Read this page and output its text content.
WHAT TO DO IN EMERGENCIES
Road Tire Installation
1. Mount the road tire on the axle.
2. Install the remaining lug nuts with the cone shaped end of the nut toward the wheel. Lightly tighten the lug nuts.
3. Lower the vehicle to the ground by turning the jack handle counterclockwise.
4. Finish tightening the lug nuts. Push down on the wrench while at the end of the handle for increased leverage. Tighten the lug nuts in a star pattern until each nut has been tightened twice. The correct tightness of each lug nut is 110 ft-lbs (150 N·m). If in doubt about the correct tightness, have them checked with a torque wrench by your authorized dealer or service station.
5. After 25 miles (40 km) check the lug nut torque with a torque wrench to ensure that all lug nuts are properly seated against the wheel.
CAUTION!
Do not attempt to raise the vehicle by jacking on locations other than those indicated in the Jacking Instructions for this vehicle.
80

------

:: Exercise ::
List every line above containing the word "with".

:: Task output ::
2. Install the remaining lug nuts with the cone shaped end of the nut toward the wheel. Lightly tighten the lug nuts.
4. Finish tightening the lug nuts. Push down on the wrench while at the end of the handle for increased leverage. Tighten the lug nuts in a star pattern until each nut has been tightened twice. The correct tightness of each lug nut is 110 ft-lbs (150 N·m). If in doubt about the correct tightness, have them checked with a torque wrench by your authorized dealer or service station.
5. After 25 miles (40 km) check the lug nut torque with a torque wrench to ensure that all lug nuts are properly seated against the wheel.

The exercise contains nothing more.